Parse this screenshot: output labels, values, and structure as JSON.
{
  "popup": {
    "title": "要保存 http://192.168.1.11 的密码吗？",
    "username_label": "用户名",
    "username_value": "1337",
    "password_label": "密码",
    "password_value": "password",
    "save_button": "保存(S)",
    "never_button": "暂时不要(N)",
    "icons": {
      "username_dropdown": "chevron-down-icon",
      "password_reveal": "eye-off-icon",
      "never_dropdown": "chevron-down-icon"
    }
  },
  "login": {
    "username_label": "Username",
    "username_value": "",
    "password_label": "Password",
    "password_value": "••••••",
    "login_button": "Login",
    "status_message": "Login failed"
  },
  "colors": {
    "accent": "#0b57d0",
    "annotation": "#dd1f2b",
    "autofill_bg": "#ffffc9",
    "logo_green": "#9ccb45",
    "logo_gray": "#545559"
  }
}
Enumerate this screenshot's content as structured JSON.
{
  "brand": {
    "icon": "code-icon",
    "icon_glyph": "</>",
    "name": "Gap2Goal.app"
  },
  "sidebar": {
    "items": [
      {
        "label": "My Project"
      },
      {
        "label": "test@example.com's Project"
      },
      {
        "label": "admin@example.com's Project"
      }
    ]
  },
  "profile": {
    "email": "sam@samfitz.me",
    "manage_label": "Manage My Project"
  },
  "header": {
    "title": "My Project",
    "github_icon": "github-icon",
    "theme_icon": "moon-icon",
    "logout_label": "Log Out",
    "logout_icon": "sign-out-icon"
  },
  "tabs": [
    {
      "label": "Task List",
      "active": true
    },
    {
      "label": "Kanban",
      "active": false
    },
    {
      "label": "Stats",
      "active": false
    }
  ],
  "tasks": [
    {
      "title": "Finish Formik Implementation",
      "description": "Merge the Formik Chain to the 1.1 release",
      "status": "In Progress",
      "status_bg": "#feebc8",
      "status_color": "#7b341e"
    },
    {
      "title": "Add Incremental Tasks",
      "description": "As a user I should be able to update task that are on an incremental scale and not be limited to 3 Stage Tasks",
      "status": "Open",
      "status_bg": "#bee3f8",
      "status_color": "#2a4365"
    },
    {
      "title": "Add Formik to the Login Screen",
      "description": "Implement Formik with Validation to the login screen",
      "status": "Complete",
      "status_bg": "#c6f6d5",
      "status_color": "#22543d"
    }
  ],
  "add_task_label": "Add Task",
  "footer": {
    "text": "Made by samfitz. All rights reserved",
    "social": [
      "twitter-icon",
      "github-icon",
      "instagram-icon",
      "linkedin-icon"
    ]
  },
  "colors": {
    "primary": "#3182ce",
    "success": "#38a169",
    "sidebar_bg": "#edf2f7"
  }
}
════
• _Given problem_:
Using the listing above, return all lines where the word "this" occurs.

• _Exercise answer_:
Parse this screenshot: output labels, values, and structure as JSON.
Enumerate this screenshot's content as structured JSON.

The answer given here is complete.